--- PROBLEM STATEMENT ---
Isolate every line in the records below with "xlabel" in it.

══════════════════════════════

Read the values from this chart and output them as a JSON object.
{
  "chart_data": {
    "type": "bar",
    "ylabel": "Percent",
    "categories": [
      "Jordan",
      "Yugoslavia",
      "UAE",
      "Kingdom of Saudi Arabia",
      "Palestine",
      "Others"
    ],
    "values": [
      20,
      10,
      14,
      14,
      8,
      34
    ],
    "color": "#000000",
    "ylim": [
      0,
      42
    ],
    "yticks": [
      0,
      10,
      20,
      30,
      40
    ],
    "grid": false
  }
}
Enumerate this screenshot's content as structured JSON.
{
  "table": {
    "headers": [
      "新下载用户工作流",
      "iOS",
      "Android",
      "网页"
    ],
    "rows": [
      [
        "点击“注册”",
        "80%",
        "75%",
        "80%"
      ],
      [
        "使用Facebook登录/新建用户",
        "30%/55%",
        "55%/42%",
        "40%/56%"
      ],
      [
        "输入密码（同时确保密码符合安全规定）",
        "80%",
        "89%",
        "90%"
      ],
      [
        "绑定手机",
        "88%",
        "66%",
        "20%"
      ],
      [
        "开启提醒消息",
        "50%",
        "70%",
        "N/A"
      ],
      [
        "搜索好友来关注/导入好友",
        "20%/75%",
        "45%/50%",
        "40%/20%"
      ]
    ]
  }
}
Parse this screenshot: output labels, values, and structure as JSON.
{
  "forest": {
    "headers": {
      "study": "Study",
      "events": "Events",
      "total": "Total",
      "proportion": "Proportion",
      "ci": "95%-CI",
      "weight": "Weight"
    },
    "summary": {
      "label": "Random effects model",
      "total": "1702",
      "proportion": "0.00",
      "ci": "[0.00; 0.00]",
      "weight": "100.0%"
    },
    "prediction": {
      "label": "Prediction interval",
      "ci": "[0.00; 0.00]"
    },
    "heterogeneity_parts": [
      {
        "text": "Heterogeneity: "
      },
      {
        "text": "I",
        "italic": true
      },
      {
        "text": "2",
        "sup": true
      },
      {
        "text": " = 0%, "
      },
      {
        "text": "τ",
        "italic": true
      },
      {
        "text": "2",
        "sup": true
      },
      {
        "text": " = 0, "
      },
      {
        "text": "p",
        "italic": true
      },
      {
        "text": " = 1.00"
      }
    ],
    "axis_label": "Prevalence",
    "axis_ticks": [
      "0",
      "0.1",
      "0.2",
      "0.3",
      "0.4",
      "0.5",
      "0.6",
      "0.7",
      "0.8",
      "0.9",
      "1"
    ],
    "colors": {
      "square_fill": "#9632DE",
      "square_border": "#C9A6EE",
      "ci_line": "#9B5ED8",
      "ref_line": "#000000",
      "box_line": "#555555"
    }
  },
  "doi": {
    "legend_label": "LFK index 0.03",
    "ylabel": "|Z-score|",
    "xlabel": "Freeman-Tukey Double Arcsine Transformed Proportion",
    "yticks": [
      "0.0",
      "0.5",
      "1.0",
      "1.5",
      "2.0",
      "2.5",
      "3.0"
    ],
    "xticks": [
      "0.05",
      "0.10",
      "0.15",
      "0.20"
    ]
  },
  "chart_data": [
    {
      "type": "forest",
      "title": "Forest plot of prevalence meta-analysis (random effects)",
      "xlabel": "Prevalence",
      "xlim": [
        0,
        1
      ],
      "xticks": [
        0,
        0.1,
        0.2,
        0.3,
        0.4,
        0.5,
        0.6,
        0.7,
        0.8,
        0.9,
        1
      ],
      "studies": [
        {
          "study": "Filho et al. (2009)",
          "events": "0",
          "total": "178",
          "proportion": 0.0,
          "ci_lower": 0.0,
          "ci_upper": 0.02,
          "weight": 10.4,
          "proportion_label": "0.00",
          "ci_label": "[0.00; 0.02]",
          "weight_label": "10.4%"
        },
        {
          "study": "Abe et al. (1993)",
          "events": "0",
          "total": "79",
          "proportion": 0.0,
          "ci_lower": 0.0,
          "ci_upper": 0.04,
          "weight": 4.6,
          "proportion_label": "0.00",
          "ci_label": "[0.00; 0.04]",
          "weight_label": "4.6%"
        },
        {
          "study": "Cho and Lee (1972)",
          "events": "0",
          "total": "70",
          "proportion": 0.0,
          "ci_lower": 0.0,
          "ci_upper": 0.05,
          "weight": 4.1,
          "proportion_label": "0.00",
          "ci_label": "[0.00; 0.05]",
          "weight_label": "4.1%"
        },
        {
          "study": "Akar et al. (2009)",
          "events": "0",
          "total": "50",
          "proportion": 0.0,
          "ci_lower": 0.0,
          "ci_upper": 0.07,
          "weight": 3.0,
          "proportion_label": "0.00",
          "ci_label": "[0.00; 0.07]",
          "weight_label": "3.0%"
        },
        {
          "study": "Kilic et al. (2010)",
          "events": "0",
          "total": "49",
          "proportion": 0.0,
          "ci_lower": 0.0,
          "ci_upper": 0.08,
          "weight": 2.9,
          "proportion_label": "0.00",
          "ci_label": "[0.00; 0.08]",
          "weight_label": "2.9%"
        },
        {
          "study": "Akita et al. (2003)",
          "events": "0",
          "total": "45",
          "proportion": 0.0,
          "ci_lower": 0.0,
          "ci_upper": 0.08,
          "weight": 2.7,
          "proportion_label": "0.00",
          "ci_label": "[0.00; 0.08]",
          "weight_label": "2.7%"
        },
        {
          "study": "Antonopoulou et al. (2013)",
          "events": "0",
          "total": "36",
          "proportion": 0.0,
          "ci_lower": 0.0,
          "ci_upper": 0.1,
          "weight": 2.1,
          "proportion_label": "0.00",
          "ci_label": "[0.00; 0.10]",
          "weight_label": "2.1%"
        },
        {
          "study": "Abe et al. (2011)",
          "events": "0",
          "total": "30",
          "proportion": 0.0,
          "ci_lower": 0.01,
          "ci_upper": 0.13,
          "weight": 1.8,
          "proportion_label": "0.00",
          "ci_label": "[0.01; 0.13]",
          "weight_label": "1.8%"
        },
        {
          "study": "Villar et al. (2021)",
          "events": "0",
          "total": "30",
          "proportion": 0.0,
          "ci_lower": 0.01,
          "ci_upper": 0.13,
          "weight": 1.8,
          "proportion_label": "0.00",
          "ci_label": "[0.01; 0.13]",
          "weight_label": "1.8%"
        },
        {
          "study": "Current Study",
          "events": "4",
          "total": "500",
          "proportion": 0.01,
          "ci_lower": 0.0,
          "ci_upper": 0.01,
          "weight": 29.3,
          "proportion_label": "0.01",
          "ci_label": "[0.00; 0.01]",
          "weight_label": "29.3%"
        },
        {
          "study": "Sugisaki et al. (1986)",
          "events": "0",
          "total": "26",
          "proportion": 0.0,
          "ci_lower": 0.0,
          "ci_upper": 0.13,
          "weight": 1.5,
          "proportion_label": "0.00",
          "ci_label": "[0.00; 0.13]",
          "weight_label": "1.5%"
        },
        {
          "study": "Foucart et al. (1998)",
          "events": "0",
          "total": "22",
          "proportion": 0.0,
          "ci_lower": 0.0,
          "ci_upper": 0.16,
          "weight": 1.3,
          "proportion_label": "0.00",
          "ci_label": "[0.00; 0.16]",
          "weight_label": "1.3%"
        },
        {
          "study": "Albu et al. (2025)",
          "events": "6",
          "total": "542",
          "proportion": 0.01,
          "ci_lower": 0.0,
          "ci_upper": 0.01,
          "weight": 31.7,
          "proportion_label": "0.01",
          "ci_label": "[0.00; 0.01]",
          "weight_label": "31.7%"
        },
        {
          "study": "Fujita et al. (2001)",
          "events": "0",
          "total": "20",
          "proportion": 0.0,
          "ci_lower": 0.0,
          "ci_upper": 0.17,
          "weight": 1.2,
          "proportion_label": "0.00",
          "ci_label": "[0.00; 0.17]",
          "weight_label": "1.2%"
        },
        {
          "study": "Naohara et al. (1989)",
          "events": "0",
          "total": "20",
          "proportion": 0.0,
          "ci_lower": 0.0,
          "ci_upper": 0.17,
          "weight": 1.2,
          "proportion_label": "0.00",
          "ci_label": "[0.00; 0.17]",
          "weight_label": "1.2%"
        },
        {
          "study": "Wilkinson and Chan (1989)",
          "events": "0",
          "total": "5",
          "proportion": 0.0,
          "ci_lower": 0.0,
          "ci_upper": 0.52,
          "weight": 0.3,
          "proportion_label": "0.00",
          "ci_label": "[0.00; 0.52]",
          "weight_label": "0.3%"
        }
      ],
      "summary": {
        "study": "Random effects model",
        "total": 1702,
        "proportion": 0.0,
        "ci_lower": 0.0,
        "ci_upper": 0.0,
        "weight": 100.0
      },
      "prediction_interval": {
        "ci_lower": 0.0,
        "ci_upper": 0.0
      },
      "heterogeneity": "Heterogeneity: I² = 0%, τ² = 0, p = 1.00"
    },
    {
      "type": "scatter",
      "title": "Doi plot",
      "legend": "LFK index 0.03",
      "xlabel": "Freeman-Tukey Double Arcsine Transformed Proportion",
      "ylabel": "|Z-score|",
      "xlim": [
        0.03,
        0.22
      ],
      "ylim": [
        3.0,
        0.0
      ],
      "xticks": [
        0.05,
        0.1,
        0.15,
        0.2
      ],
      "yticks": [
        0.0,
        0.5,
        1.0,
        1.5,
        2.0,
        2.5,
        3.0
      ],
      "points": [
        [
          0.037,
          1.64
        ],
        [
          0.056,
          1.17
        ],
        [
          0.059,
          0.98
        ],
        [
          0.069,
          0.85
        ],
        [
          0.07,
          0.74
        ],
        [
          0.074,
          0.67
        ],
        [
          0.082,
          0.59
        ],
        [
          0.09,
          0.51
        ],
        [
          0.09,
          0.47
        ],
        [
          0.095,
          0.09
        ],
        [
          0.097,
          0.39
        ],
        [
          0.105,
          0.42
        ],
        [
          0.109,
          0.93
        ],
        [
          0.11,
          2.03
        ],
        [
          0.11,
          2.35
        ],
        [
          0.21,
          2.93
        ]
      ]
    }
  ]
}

══════════════════════════════

--- THE ANSWER ---
    "xlabel": "Freeman-Tukey Double Arcsine Transformed Proportion",
      "xlabel": "Prevalence",
      "xlabel": "Freeman-Tukey Double Arcsine Transformed Proportion",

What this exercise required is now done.